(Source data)
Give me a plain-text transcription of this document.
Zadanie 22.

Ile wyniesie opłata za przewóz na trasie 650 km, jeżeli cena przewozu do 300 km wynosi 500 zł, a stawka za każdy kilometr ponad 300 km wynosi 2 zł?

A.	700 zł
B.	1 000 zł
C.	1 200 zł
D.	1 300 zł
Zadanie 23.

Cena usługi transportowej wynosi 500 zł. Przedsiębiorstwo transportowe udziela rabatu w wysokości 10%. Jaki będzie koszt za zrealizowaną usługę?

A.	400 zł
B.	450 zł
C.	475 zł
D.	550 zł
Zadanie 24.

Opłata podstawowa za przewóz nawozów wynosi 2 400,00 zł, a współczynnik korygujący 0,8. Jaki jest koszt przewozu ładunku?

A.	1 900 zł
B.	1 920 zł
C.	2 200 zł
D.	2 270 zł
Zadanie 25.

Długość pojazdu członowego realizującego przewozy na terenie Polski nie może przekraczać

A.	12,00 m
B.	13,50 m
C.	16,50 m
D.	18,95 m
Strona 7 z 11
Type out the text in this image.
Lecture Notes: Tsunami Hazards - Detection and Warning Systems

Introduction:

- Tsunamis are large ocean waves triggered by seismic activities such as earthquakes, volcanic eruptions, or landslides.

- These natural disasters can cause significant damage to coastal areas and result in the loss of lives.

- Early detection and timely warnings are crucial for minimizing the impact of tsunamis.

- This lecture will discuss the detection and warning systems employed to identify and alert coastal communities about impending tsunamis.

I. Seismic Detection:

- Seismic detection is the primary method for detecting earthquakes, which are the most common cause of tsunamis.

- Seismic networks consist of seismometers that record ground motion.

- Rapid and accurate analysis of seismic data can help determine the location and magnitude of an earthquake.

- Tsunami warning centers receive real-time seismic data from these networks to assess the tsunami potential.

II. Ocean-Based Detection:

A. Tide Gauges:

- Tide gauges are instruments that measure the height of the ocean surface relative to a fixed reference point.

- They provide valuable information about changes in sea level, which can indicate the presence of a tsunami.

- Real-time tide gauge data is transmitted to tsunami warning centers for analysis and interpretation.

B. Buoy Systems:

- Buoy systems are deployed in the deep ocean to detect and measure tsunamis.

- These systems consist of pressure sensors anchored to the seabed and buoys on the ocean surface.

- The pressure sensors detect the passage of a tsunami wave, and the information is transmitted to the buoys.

- _WHAT YOU WILL DO_: Pull out all lines from the entries above in which the word "buoys" appears.

- _RESPONSE TO THIS TASK_:
- These systems consist of pressure sensors anchored to the seabed and buoys on the ocean surface.
- The pressure sensors detect the passage of a tsunami wave, and the information is transmitted to the buoys.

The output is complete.